(Figure data in JSON)
· · · ·

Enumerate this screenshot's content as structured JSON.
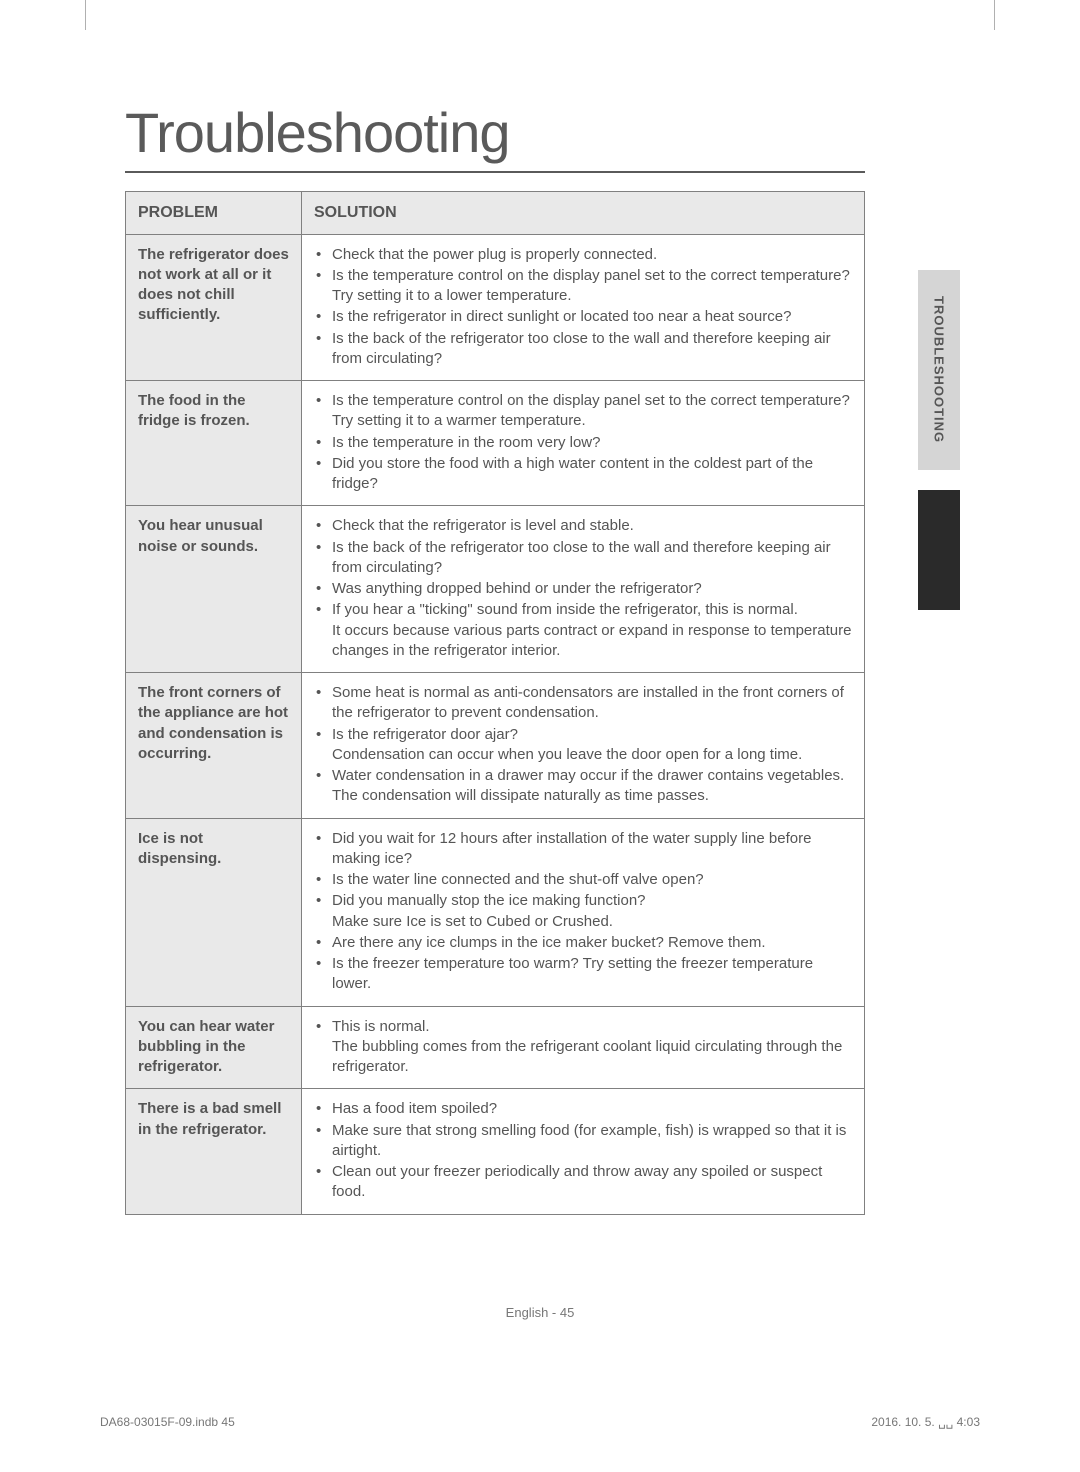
{
  "title": "Troubleshooting",
  "headers": {
    "problem": "PROBLEM",
    "solution": "SOLUTION"
  },
  "rows": [
    {
      "problem": "The refrigerator does not work at all or it does not chill sufficiently.",
      "items": [
        {
          "text": "Check that the power plug is properly connected."
        },
        {
          "text": "Is the temperature control on the display panel set to the correct temperature?",
          "sub": "Try setting it to a lower temperature."
        },
        {
          "text": "Is the refrigerator in direct sunlight or located too near a heat source?"
        },
        {
          "text": "Is the back of the refrigerator too close to the wall and therefore keeping air from circulating?"
        }
      ]
    },
    {
      "problem": "The food in the fridge is frozen.",
      "items": [
        {
          "text": "Is the temperature control on the display panel set to the correct temperature?",
          "sub": "Try setting it to a warmer temperature."
        },
        {
          "text": "Is the temperature in the room very low?"
        },
        {
          "text": "Did you store the food with a high water content in the coldest part of the fridge?"
        }
      ]
    },
    {
      "problem": "You hear unusual noise or sounds.",
      "items": [
        {
          "text": "Check that the refrigerator is level and stable."
        },
        {
          "text": "Is the back of the refrigerator too close to the wall and therefore keeping air from circulating?"
        },
        {
          "text": "Was anything dropped behind or under the refrigerator?"
        },
        {
          "text": "If you hear a \"ticking\" sound from inside the refrigerator, this is normal.",
          "sub": "It occurs because various parts contract or expand in response to temperature changes in the refrigerator interior."
        }
      ]
    },
    {
      "problem": "The front corners of the appliance are hot and condensation is occurring.",
      "items": [
        {
          "text": "Some heat is normal as anti-condensators are installed in the front corners of the refrigerator to prevent condensation."
        },
        {
          "text": "Is the refrigerator door ajar?",
          "sub": "Condensation can occur when you leave the door open for a long time."
        },
        {
          "text": "Water condensation in a drawer may occur if the drawer contains vegetables.",
          "sub": "The condensation will dissipate naturally as time passes."
        }
      ]
    },
    {
      "problem": "Ice is not dispensing.",
      "items": [
        {
          "text": "Did you wait for 12 hours after installation of the water supply line before making ice?"
        },
        {
          "text": "Is the water line connected and the shut-off valve open?"
        },
        {
          "text": "Did you manually stop the ice making function?",
          "sub": "Make sure Ice is set to Cubed or Crushed."
        },
        {
          "text": "Are there any ice clumps in the ice maker bucket? Remove them."
        },
        {
          "text": "Is the freezer temperature too warm? Try setting the freezer temperature lower."
        }
      ]
    },
    {
      "problem": "You can hear water bubbling in the refrigerator.",
      "items": [
        {
          "text": "This is normal.",
          "sub": "The bubbling comes from the refrigerant coolant liquid circulating through the refrigerator."
        }
      ]
    },
    {
      "problem": "There is a bad smell in the refrigerator.",
      "items": [
        {
          "text": "Has a food item spoiled?"
        },
        {
          "text": "Make sure that strong smelling food (for example, fish) is wrapped so that it is airtight."
        },
        {
          "text": "Clean out your freezer periodically and throw away any spoiled or suspect food."
        }
      ]
    }
  ],
  "sideTab": "TROUBLESHOOTING",
  "footer": {
    "center": "English - 45",
    "left": "DA68-03015F-09.indb   45",
    "right": "2016. 10. 5.   ␣␣ 4:03"
  }
}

· · · ·

What the task requires
Copy out all lines where the word "open" appears.

Task answer
          "sub": "Condensation can occur when you leave the door open for a long time."
          "text": "Is the water line connected and the shut-off valve open?"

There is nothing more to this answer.